▸ Goal: Return each line of the records holding the string "Start".

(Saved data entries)
"""

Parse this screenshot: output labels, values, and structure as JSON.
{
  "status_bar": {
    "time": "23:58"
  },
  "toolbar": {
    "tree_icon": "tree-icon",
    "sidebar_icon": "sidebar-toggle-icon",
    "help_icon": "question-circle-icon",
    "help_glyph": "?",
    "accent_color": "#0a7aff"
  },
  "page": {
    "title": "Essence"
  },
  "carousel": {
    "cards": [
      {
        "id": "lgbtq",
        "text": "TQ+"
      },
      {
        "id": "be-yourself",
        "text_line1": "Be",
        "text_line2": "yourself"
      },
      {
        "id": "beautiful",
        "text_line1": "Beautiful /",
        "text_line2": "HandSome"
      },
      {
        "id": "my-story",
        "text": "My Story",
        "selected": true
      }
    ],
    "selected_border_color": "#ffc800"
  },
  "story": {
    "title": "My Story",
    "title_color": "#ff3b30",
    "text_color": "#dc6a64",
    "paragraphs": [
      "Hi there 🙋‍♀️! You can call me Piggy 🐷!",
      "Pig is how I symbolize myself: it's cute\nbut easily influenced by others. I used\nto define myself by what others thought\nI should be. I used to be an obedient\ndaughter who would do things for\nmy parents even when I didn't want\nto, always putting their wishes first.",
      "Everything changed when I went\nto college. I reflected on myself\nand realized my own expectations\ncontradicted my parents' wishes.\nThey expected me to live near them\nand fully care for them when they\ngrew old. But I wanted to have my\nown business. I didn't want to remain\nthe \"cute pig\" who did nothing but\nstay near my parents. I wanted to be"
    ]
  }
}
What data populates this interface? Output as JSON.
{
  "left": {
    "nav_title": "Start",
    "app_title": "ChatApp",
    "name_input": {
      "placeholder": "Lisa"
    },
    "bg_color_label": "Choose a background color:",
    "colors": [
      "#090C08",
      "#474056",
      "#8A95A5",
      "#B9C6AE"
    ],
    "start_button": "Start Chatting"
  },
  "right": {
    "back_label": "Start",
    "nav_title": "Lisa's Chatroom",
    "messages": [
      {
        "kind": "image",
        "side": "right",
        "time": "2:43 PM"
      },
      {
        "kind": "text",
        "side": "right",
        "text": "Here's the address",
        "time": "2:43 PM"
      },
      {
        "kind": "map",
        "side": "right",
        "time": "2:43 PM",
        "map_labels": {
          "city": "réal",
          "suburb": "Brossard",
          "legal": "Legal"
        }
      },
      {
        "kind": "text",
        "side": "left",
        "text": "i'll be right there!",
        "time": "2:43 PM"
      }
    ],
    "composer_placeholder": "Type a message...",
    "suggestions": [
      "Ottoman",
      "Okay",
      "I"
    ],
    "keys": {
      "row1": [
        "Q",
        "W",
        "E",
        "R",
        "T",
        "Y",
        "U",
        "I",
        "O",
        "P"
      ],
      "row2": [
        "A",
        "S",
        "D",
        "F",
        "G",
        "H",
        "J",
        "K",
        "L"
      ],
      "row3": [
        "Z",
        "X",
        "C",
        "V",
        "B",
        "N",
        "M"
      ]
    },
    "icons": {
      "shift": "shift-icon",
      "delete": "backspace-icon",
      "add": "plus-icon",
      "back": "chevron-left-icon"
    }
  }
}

"""

▸ Exercise solution:
    "nav_title": "Start",
    "start_button": "Start Chatting"
    "back_label": "Start",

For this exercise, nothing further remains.